§ GIVEN EXERCISE: Copy every line of the entries that includes the word "sequence".

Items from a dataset
::::::

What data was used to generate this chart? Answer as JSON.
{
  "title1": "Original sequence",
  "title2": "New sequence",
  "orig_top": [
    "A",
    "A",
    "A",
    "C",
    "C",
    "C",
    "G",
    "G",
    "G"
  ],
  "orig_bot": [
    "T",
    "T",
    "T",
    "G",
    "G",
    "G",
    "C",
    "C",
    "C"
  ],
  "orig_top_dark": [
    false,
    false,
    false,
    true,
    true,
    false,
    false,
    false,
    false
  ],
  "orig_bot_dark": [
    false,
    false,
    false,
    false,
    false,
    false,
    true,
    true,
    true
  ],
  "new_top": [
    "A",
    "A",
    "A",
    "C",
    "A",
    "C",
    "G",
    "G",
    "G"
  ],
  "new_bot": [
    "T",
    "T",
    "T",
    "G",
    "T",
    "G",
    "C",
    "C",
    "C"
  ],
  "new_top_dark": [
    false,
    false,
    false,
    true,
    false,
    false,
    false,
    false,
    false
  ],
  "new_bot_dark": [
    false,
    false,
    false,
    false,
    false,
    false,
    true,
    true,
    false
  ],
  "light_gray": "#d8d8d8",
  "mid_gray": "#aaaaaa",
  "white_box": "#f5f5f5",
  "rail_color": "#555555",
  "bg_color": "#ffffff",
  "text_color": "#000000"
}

::::::

§ RESULT OF THIS TASK:
  "title1": "Original sequence",
  "title2": "New sequence",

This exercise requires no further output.